** START OF SUPPLIED TEXT **
This last point has been the downfall of previous politicians, for a prime minister strong enough to be effective has usually ended up believing he is more competent than the Shah to make important decisions. Hoveyda has not yet fallen into that trap.

The cabinet of today is a classic example of how an important Iranian institution, the dowreh, works, in this case to the advantage of several young politicians, Hassan Ali Mansur, Amir Abbas Hoveyda and their friends. (The dowreh “circle” is an informal associational group often cutting across class lines, formed for social reasons, e.g., card playing, for literary or professional discussions or simply for amiability. A well-established dowreh provides a forum for the exchange of information and opinions and a means of promoting the political and economic fortunes of its members.) Mansur had already been a cabinet minister, when he gathered in 1959 a youngish group of middle-level bureaucrats interested in the problems of Iranian development. Within two years the group had expanded and became the Progressive Center, at which point the Shah gave his blessing. The establishment reformism the group indulged in seemed to dovetail with the plans he was formulating, and, in 1964, Mansur became Prime Minister and the Progressive Center transformed itself into the Iran Novin Party. Mansur was assassinated in 1965 by a religious fanatic. Dowreh-member Hoveyda, the Minister of Finance, was appointed Prime Minister. Two other ministers in the present cabinet were original members of Mansur’s dowreh; three more have served in Hoveyda’s first cabinet. Several of the cabinet ministers are in competition with each other and with Hoveyda, seeking a dominant position with the Shah, within the cabinet or in the various programs. This rivalry is encouraged by the Shah, who uses it as a mechanism to prevent any single individual from gaining too much personal influence.
** END OF SUPPLIED TEXT **
** GIVEN INSTRUCTION **
Reproduce word for word the part of the passage on Iran's cabinet that opens with the words containing "This last point" and closes with "into that trap.". Work only from the passage on Iran's cabinet.
** START OF MATERIAL PROVIDED **
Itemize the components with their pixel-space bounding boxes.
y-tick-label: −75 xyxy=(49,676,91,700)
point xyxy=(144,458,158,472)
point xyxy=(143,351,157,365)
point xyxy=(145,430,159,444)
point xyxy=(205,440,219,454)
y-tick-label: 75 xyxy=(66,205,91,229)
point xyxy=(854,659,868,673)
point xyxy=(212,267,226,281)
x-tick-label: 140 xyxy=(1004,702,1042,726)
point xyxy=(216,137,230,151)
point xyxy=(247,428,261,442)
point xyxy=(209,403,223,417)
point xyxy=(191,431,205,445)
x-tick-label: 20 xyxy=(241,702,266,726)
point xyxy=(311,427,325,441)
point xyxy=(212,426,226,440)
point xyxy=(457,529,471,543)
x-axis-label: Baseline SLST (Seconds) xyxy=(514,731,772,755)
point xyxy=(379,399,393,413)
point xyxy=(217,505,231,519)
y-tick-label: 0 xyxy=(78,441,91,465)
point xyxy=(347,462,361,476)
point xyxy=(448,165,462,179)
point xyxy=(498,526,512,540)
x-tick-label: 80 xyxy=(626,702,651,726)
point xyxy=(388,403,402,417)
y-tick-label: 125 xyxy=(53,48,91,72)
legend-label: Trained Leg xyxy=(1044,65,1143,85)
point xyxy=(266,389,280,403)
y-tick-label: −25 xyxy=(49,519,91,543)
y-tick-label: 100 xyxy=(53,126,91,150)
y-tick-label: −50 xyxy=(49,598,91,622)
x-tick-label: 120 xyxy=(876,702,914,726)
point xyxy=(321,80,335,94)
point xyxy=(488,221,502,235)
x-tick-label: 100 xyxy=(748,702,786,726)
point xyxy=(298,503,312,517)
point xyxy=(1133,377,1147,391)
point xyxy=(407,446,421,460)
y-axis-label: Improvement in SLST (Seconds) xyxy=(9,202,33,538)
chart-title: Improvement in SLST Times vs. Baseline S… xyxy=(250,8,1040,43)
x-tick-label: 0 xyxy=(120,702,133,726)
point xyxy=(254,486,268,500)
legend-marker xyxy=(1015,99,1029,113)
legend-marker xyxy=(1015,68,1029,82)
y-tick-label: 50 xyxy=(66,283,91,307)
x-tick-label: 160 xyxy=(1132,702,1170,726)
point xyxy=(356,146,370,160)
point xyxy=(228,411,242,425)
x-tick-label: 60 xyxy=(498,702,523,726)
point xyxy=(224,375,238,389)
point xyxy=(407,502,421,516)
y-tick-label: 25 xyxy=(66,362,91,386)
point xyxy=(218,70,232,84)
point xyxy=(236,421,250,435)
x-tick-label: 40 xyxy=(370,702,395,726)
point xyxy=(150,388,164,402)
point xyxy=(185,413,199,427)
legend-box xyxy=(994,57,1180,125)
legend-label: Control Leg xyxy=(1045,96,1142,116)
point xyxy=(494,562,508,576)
** END OF MATERIAL PROVIDED **
** COMPLETE RESPONSE **
This last point has been the downfall of previous politicians, for a prime minister strong enough to be effective has usually ended up believing he is more competent than the Shah to make important decisions. Hoveyda has not yet fallen into that trap.